_SET PROBLEM_
From the entries below, tally how many lines contain "mýlíte" and report only that figure.
- - - - -
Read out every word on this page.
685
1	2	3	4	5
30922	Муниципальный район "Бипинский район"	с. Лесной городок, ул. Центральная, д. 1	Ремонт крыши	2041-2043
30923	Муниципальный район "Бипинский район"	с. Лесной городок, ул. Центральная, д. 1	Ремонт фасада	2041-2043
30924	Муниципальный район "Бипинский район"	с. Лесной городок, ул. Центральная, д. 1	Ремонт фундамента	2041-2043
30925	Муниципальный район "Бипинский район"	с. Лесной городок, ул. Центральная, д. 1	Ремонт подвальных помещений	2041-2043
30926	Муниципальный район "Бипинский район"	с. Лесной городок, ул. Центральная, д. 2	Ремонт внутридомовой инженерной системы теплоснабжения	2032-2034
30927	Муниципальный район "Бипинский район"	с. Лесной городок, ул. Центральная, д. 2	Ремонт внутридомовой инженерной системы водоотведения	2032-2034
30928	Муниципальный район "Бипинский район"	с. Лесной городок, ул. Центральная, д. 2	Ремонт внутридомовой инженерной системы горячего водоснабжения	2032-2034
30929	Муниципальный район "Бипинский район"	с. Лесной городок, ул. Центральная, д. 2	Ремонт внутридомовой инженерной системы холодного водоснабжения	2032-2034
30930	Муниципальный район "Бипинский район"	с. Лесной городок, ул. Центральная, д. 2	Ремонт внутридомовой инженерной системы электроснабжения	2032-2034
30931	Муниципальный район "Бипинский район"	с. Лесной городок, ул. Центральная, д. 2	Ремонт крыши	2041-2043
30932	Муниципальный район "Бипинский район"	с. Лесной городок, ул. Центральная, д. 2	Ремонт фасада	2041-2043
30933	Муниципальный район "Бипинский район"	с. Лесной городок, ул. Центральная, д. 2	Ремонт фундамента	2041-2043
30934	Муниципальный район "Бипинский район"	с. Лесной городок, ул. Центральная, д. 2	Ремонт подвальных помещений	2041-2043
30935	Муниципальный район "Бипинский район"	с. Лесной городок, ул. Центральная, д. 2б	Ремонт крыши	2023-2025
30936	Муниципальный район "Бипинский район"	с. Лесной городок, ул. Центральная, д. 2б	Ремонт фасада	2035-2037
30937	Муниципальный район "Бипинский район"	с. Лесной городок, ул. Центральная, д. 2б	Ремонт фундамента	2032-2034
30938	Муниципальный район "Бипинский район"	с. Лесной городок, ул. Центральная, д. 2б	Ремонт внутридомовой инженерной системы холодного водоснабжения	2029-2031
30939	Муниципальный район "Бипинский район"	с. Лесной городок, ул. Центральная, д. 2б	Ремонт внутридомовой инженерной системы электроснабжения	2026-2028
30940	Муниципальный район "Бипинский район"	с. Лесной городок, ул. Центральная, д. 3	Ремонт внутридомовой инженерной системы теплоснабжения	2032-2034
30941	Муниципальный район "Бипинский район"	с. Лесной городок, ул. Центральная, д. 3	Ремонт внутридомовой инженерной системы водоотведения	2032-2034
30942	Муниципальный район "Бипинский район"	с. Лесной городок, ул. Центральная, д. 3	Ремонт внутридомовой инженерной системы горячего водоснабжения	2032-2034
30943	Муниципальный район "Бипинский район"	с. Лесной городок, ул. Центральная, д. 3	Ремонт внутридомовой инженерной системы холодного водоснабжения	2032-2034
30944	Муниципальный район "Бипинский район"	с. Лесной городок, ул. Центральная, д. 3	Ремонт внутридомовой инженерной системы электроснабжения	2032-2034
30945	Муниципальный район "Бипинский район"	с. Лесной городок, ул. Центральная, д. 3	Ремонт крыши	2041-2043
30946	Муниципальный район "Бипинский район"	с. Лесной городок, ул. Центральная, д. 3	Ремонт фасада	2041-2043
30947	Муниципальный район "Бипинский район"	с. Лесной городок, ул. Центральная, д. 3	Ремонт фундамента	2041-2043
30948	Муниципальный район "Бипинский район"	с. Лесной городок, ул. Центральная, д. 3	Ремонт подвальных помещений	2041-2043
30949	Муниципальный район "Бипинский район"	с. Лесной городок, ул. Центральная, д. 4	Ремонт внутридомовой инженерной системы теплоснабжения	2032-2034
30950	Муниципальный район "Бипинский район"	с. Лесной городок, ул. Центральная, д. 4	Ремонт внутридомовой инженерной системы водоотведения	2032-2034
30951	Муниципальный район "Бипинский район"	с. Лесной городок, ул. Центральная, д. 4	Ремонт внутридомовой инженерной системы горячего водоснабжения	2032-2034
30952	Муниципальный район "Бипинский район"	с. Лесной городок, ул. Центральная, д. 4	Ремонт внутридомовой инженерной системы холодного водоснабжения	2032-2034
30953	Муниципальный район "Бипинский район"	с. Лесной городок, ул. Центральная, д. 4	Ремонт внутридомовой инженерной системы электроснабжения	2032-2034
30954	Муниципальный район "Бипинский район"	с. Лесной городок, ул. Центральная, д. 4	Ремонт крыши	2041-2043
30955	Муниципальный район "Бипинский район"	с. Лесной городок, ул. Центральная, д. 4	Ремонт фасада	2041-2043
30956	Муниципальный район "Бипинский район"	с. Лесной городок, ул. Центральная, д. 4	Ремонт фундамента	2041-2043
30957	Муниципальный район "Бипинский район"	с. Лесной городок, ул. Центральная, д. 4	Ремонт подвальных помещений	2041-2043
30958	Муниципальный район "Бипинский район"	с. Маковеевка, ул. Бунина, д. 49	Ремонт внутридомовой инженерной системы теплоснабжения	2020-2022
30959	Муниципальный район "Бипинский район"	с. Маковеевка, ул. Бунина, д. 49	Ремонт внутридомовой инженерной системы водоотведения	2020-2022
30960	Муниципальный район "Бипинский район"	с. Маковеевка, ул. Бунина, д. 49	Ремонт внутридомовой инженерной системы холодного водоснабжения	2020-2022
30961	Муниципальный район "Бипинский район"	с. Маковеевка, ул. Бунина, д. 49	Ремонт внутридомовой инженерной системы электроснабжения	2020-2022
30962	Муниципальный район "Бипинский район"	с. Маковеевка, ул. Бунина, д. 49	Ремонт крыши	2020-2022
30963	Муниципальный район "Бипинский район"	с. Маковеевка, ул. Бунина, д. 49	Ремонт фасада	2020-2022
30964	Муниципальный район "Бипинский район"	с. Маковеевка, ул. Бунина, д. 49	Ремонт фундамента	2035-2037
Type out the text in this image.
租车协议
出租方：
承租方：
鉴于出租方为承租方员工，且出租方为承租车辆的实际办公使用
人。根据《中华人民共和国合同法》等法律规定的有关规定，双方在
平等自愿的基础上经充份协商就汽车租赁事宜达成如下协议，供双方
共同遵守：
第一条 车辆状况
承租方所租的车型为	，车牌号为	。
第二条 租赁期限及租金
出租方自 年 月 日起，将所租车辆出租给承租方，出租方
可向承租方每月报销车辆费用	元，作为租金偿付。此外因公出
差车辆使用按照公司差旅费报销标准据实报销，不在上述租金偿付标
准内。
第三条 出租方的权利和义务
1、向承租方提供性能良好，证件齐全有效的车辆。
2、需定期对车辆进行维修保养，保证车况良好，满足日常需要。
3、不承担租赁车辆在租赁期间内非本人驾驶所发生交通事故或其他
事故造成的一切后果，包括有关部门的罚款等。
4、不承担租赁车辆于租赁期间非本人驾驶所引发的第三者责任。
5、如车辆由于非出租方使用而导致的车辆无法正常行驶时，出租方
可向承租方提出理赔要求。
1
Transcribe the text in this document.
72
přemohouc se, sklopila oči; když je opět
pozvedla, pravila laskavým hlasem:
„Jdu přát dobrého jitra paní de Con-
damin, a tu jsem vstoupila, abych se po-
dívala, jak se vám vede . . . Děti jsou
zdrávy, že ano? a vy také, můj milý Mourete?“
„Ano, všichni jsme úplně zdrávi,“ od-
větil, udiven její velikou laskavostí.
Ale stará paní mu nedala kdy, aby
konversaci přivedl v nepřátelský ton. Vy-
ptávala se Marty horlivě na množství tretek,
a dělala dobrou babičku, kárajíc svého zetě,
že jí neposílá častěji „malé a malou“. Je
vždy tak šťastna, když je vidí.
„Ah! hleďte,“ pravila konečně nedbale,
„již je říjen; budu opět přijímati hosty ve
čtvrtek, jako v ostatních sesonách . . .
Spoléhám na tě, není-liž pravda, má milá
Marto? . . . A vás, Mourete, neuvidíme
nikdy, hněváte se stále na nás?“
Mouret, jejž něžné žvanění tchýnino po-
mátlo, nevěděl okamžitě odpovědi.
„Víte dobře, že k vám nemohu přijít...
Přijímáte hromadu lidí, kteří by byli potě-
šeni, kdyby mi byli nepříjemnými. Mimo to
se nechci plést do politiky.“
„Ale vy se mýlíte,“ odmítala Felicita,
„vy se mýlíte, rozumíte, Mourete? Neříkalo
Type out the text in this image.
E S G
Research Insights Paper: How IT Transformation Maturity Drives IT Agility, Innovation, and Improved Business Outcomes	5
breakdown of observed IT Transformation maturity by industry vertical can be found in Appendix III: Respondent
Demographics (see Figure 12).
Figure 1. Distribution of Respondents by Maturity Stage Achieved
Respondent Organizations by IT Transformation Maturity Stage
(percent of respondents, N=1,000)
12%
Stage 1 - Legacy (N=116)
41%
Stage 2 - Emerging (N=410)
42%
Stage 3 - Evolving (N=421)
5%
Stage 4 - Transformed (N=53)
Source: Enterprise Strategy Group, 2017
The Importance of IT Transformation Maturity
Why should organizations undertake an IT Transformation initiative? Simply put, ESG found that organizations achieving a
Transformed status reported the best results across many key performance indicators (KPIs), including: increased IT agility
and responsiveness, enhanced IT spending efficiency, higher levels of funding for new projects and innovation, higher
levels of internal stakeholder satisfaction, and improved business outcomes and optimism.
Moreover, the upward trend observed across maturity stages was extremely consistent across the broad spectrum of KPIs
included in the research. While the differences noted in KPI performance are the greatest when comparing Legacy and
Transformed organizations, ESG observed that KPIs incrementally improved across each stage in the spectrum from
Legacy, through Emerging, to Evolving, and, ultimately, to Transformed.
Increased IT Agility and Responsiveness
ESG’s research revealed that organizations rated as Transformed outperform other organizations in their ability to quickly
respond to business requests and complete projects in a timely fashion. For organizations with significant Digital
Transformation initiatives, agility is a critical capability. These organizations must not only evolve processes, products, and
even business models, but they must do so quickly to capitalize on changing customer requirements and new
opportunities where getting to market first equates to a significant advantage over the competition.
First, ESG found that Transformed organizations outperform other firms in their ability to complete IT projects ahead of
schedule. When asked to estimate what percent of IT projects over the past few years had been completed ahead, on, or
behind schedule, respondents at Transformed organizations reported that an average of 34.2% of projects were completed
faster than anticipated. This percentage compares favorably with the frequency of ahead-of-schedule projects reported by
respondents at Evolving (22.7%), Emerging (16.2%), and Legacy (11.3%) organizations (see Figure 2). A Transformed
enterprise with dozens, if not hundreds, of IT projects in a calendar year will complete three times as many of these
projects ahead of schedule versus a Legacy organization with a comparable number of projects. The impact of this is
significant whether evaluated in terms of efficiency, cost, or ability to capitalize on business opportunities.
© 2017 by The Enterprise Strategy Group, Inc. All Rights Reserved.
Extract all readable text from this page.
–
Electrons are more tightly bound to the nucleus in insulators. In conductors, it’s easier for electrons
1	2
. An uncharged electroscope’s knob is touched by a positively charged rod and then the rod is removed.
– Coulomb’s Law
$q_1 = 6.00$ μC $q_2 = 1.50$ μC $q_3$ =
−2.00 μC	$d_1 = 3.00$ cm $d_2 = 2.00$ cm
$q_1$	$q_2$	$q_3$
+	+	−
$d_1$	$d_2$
- - - - -
_REPLY_
2